(Saved data entries)
↓↓↓

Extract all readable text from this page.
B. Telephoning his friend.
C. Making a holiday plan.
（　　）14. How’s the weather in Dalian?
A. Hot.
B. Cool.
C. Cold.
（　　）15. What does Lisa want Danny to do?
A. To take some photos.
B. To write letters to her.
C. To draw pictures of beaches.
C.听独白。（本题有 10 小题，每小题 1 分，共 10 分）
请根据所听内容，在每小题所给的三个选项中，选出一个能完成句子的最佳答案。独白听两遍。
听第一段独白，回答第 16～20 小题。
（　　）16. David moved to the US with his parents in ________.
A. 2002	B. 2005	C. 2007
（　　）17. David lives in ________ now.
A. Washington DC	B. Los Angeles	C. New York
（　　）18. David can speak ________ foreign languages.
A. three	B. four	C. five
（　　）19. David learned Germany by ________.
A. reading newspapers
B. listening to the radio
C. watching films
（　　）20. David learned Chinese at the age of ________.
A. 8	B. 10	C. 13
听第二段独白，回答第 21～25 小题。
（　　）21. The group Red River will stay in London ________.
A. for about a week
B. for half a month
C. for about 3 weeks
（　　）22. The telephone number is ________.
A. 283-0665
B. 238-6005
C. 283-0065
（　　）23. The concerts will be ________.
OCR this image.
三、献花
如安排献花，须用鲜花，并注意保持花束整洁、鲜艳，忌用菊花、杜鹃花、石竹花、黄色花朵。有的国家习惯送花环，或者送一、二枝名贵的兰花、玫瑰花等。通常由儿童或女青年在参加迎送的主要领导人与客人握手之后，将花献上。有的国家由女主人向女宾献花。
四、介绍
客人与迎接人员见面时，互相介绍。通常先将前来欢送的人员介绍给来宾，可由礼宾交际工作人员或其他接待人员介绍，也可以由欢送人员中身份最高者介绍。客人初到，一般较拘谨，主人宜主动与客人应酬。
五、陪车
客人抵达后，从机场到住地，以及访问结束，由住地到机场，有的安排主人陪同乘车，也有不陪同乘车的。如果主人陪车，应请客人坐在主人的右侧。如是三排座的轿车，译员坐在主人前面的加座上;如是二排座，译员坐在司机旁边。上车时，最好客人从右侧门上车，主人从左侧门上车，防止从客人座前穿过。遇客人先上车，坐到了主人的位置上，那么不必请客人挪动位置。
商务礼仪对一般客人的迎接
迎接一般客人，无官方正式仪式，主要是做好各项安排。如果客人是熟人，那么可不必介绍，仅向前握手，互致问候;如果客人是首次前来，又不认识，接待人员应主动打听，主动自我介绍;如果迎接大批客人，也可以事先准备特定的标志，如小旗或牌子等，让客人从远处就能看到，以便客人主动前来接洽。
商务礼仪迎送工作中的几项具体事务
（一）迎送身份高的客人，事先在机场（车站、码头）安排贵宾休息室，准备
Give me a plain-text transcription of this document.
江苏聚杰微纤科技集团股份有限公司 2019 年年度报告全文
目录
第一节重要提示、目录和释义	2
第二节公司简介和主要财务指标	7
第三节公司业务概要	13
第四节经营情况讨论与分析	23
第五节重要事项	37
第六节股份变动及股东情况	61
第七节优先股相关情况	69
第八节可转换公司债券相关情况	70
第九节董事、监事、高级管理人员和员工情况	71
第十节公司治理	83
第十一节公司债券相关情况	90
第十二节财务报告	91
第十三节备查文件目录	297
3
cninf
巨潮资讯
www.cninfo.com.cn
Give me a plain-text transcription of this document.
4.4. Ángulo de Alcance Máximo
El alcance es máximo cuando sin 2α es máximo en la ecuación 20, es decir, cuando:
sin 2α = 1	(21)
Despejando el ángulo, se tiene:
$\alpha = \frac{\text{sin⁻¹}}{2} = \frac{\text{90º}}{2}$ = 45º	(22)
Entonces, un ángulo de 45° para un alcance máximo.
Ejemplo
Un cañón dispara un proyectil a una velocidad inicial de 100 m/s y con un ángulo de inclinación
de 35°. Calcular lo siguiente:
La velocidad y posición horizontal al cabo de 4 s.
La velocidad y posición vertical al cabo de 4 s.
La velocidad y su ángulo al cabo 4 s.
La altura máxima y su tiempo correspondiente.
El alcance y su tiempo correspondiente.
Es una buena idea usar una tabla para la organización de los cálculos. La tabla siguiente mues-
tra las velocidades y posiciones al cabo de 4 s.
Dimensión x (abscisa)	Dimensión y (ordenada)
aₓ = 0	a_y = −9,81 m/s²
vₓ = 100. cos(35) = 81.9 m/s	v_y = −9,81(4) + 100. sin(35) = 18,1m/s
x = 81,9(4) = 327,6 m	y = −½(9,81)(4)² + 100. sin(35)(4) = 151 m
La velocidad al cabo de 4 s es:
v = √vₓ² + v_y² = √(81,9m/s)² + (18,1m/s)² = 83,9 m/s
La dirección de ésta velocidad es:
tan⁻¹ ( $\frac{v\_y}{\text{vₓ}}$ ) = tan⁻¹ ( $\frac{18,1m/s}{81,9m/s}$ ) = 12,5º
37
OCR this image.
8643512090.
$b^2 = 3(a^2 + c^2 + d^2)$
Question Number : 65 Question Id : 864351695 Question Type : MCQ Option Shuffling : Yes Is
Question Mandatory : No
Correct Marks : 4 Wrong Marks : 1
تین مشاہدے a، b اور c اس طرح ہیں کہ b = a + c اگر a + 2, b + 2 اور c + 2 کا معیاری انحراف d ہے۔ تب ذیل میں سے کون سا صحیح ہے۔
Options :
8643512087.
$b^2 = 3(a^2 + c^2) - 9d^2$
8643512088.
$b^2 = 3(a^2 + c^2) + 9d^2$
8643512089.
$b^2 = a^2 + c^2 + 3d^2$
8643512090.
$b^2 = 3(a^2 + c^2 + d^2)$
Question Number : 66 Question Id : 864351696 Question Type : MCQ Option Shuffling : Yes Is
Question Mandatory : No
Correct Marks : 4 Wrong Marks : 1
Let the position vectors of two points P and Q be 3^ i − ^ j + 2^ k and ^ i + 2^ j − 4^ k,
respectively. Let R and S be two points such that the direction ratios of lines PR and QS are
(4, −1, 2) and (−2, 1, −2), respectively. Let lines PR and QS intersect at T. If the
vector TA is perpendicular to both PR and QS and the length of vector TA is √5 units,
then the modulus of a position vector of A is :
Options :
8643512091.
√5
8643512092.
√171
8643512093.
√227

↑↑↑

[Directive]
Reproduce all of the entries word for word.

[Answer to the exercise]
Extract all readable text from this page.
B. Telephoning his friend.
C. Making a holiday plan.
（　　）14. How’s the weather in Dalian?
A. Hot.
B. Cool.
C. Cold.
（　　）15. What does Lisa want Danny to do?
A. To take some photos.
B. To write letters to her.
C. To draw pictures of beaches.
C.听独白。（本题有 10 小题，每小题 1 分，共 10 分）
请根据所听内容，在每小题所给的三个选项中，选出一个能完成句子的最佳答案。独白听两遍。
听第一段独白，回答第 16～20 小题。
（　　）16. David moved to the US with his parents in ________.
A. 2002	B. 2005	C. 2007
（　　）17. David lives in ________ now.
A. Washington DC	B. Los Angeles	C. New York
（　　）18. David can speak ________ foreign languages.
A. three	B. four	C. five
（　　）19. David learned Germany by ________.
A. reading newspapers
B. listening to the radio
C. watching films
（　　）20. David learned Chinese at the age of ________.
A. 8	B. 10	C. 13
听第二段独白，回答第 21～25 小题。
（　　）21. The group Red River will stay in London ________.
A. for about a week
B. for half a month
C. for about 3 weeks
（　　）22. The telephone number is ________.
A. 283-0665
B. 238-6005
C. 283-0065
（　　）23. The concerts will be ________.
OCR this image.
三、献花
如安排献花，须用鲜花，并注意保持花束整洁、鲜艳，忌用菊花、杜鹃花、石竹花、黄色花朵。有的国家习惯送花环，或者送一、二枝名贵的兰花、玫瑰花等。通常由儿童或女青年在参加迎送的主要领导人与客人握手之后，将花献上。有的国家由女主人向女宾献花。
四、介绍
客人与迎接人员见面时，互相介绍。通常先将前来欢送的人员介绍给来宾，可由礼宾交际工作人员或其他接待人员介绍，也可以由欢送人员中身份最高者介绍。客人初到，一般较拘谨，主人宜主动与客人应酬。
五、陪车
客人抵达后，从机场到住地，以及访问结束，由住地到机场，有的安排主人陪同乘车，也有不陪同乘车的。如果主人陪车，应请客人坐在主人的右侧。如是三排座的轿车，译员坐在主人前面的加座上;如是二排座，译员坐在司机旁边。上车时，最好客人从右侧门上车，主人从左侧门上车，防止从客人座前穿过。遇客人先上车，坐到了主人的位置上，那么不必请客人挪动位置。
商务礼仪对一般客人的迎接
迎接一般客人，无官方正式仪式，主要是做好各项安排。如果客人是熟人，那么可不必介绍，仅向前握手，互致问候;如果客人是首次前来，又不认识，接待人员应主动打听，主动自我介绍;如果迎接大批客人，也可以事先准备特定的标志，如小旗或牌子等，让客人从远处就能看到，以便客人主动前来接洽。
商务礼仪迎送工作中的几项具体事务
（一）迎送身份高的客人，事先在机场（车站、码头）安排贵宾休息室，准备
Give me a plain-text transcription of this document.
江苏聚杰微纤科技集团股份有限公司 2019 年年度报告全文
目录
第一节重要提示、目录和释义	2
第二节公司简介和主要财务指标	7
第三节公司业务概要	13
第四节经营情况讨论与分析	23
第五节重要事项	37
第六节股份变动及股东情况	61
第七节优先股相关情况	69
第八节可转换公司债券相关情况	70
第九节董事、监事、高级管理人员和员工情况	71
第十节公司治理	83
第十一节公司债券相关情况	90
第十二节财务报告	91
第十三节备查文件目录	297
3
cninf
巨潮资讯
www.cninfo.com.cn
Give me a plain-text transcription of this document.
4.4. Ángulo de Alcance Máximo
El alcance es máximo cuando sin 2α es máximo en la ecuación 20, es decir, cuando:
sin 2α = 1	(21)
Despejando el ángulo, se tiene:
$\alpha = \frac{\text{sin⁻¹}}{2} = \frac{\text{90º}}{2}$ = 45º	(22)
Entonces, un ángulo de 45° para un alcance máximo.
Ejemplo
Un cañón dispara un proyectil a una velocidad inicial de 100 m/s y con un ángulo de inclinación
de 35°. Calcular lo siguiente:
La velocidad y posición horizontal al cabo de 4 s.
La velocidad y posición vertical al cabo de 4 s.
La velocidad y su ángulo al cabo 4 s.
La altura máxima y su tiempo correspondiente.
El alcance y su tiempo correspondiente.
Es una buena idea usar una tabla para la organización de los cálculos. La tabla siguiente mues-
tra las velocidades y posiciones al cabo de 4 s.
Dimensión x (abscisa)	Dimensión y (ordenada)
aₓ = 0	a_y = −9,81 m/s²
vₓ = 100. cos(35) = 81.9 m/s	v_y = −9,81(4) + 100. sin(35) = 18,1m/s
x = 81,9(4) = 327,6 m	y = −½(9,81)(4)² + 100. sin(35)(4) = 151 m
La velocidad al cabo de 4 s es:
v = √vₓ² + v_y² = √(81,9m/s)² + (18,1m/s)² = 83,9 m/s
La dirección de ésta velocidad es:
tan⁻¹ ( $\frac{v\_y}{\text{vₓ}}$ ) = tan⁻¹ ( $\frac{18,1m/s}{81,9m/s}$ ) = 12,5º
37
OCR this image.
8643512090.
$b^2 = 3(a^2 + c^2 + d^2)$
Question Number : 65 Question Id : 864351695 Question Type : MCQ Option Shuffling : Yes Is
Question Mandatory : No
Correct Marks : 4 Wrong Marks : 1
تین مشاہدے a، b اور c اس طرح ہیں کہ b = a + c اگر a + 2, b + 2 اور c + 2 کا معیاری انحراف d ہے۔ تب ذیل میں سے کون سا صحیح ہے۔
Options :
8643512087.
$b^2 = 3(a^2 + c^2) - 9d^2$
8643512088.
$b^2 = 3(a^2 + c^2) + 9d^2$
8643512089.
$b^2 = a^2 + c^2 + 3d^2$
8643512090.
$b^2 = 3(a^2 + c^2 + d^2)$
Question Number : 66 Question Id : 864351696 Question Type : MCQ Option Shuffling : Yes Is
Question Mandatory : No
Correct Marks : 4 Wrong Marks : 1
Let the position vectors of two points P and Q be 3^ i − ^ j + 2^ k and ^ i + 2^ j − 4^ k,
respectively. Let R and S be two points such that the direction ratios of lines PR and QS are
(4, −1, 2) and (−2, 1, −2), respectively. Let lines PR and QS intersect at T. If the
vector TA is perpendicular to both PR and QS and the length of vector TA is √5 units,
then the modulus of a position vector of A is :
Options :
8643512091.
√5
8643512092.
√171
8643512093.
√227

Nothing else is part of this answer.